What is required:
Find each line with the string "JSON" and report it.

#### Dataset content

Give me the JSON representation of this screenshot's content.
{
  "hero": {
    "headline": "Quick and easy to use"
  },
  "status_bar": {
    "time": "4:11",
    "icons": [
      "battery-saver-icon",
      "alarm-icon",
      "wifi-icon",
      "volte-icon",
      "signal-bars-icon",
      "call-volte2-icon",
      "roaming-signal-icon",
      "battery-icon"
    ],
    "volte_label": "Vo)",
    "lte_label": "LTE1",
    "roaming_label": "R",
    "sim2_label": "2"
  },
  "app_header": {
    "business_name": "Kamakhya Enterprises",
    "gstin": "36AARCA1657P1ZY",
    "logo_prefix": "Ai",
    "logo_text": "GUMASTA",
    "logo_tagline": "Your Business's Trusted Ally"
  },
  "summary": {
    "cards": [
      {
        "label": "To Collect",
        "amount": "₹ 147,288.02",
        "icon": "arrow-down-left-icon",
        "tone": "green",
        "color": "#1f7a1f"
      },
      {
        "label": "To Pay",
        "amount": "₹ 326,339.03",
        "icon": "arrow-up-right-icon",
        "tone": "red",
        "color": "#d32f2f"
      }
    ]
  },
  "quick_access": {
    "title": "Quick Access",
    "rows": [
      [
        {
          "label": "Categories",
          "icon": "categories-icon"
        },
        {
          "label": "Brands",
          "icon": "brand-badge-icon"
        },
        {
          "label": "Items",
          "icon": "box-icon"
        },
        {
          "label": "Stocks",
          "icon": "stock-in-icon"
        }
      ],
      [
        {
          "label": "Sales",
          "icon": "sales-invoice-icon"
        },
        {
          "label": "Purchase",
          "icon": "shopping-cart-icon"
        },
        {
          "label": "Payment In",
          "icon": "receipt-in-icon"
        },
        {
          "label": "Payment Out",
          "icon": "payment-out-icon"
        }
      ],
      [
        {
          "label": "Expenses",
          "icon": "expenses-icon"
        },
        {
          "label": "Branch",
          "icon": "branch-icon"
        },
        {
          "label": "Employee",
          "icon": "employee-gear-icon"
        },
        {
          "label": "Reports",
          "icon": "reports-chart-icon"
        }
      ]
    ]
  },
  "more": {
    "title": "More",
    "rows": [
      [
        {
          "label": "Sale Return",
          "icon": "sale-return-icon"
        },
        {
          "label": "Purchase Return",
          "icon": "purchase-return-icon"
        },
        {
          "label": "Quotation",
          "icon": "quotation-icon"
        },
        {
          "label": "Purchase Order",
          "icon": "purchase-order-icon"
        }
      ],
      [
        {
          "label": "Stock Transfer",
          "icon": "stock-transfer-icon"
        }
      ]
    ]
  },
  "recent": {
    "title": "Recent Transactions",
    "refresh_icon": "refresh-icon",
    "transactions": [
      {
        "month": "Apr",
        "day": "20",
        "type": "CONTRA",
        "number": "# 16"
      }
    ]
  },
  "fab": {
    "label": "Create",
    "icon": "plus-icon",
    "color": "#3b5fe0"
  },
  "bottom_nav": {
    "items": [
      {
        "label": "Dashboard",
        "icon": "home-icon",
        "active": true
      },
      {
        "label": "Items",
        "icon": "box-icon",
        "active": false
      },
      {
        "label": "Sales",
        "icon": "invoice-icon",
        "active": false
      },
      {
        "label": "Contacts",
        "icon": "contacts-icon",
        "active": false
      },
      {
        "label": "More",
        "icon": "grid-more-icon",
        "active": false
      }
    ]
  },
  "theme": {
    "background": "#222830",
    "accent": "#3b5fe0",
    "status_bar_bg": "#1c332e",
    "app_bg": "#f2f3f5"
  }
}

########
#### Dataset content

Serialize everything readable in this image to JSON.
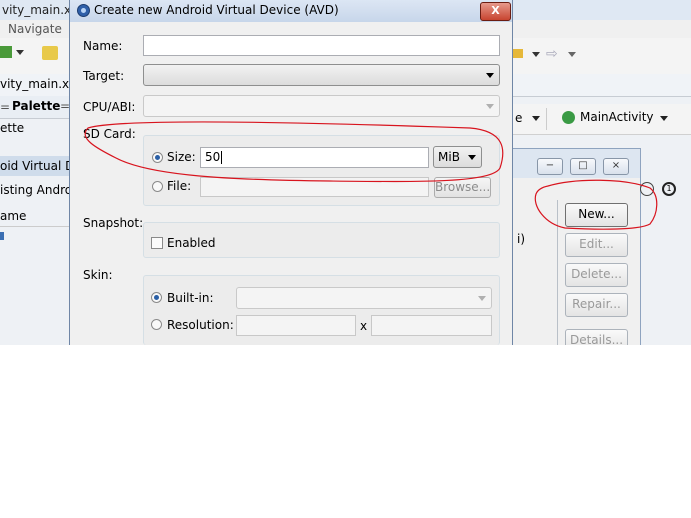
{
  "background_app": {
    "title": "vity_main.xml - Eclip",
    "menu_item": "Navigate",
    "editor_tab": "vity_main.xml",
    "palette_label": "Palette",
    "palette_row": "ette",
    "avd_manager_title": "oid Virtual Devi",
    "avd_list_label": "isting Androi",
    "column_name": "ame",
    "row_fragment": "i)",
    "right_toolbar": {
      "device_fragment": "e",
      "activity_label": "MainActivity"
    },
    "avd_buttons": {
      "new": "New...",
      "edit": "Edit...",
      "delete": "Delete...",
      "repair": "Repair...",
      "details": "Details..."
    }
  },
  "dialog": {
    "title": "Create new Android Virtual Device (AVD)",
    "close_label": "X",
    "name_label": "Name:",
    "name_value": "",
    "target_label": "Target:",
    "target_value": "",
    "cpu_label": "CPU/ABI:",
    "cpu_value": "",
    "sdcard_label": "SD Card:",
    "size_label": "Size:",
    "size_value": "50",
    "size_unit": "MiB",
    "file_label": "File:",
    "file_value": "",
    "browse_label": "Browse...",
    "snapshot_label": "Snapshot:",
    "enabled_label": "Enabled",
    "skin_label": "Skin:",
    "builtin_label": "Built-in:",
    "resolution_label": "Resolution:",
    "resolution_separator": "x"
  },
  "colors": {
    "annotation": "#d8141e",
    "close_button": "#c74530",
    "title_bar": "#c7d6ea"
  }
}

########

Response:
Give me the JSON representation of this screenshot's content.
Serialize everything readable in this image to JSON.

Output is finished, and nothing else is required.